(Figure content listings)
* * * * * * *

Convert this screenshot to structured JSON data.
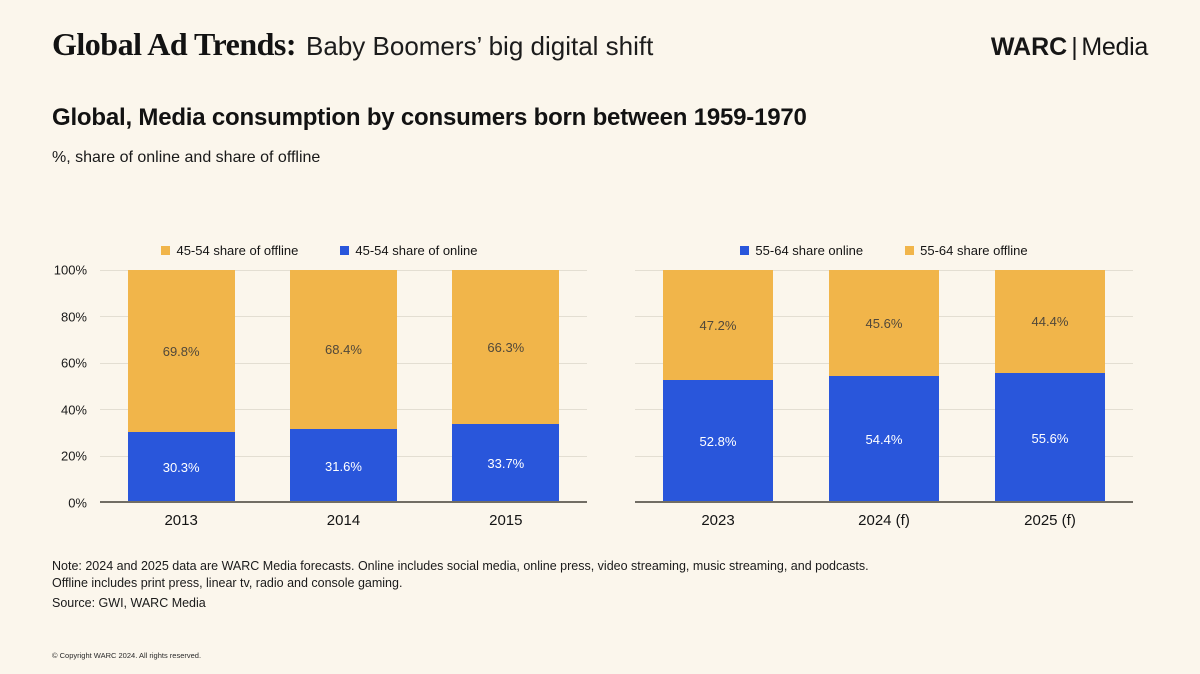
{
  "header": {
    "title_serif": "Global Ad Trends:",
    "title_sans": "Baby Boomers’ big digital shift",
    "brand": "WARC",
    "brand_divider": "|",
    "brand_suffix": "Media"
  },
  "section": {
    "title": "Global, Media consumption by consumers born between 1959-1970",
    "subtitle": "%, share of online and share of offline"
  },
  "colors": {
    "background": "#FBF6EC",
    "online_blue": "#2956DB",
    "offline_yellow": "#F1B54A"
  },
  "chart_data": [
    {
      "type": "bar",
      "stacked": true,
      "title": "45-54 media consumption share",
      "categories": [
        "2013",
        "2014",
        "2015"
      ],
      "series": [
        {
          "name": "45-54 share of online",
          "color": "#2956DB",
          "label_color": "#FFFFFF",
          "values": [
            30.3,
            31.6,
            33.7
          ]
        },
        {
          "name": "45-54 share of offline",
          "color": "#F1B54A",
          "label_color": "#51483A",
          "values": [
            69.8,
            68.4,
            66.3
          ]
        }
      ],
      "legend": [
        {
          "label": "45-54 share of offline",
          "color": "#F1B54A"
        },
        {
          "label": "45-54 share of online",
          "color": "#2956DB"
        }
      ],
      "ylim": [
        0,
        100
      ],
      "yticks": [
        "0%",
        "20%",
        "40%",
        "60%",
        "80%",
        "100%"
      ],
      "show_y_axis": true,
      "grid": true,
      "legend_position": "top"
    },
    {
      "type": "bar",
      "stacked": true,
      "title": "55-64 media consumption share",
      "categories": [
        "2023",
        "2024 (f)",
        "2025 (f)"
      ],
      "series": [
        {
          "name": "55-64 share online",
          "color": "#2956DB",
          "label_color": "#FFFFFF",
          "values": [
            52.8,
            54.4,
            55.6
          ]
        },
        {
          "name": "55-64 share offline",
          "color": "#F1B54A",
          "label_color": "#51483A",
          "values": [
            47.2,
            45.6,
            44.4
          ]
        }
      ],
      "legend": [
        {
          "label": "55-64 share online",
          "color": "#2956DB"
        },
        {
          "label": "55-64 share offline",
          "color": "#F1B54A"
        }
      ],
      "ylim": [
        0,
        100
      ],
      "yticks": [
        "0%",
        "20%",
        "40%",
        "60%",
        "80%",
        "100%"
      ],
      "show_y_axis": false,
      "grid": true,
      "legend_position": "top"
    }
  ],
  "note": {
    "line1": "Note: 2024 and 2025 data are WARC Media forecasts. Online includes social media, online press, video streaming, music streaming, and podcasts.",
    "line2": "Offline includes print press, linear tv, radio and console gaming."
  },
  "source": "Source: GWI, WARC Media",
  "copyright": "© Copyright WARC 2024. All rights reserved."
}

* * * * * * *

Goal of the exercise:
Write only the number of lines in the records that include the word "WARC".

Result for this task:
4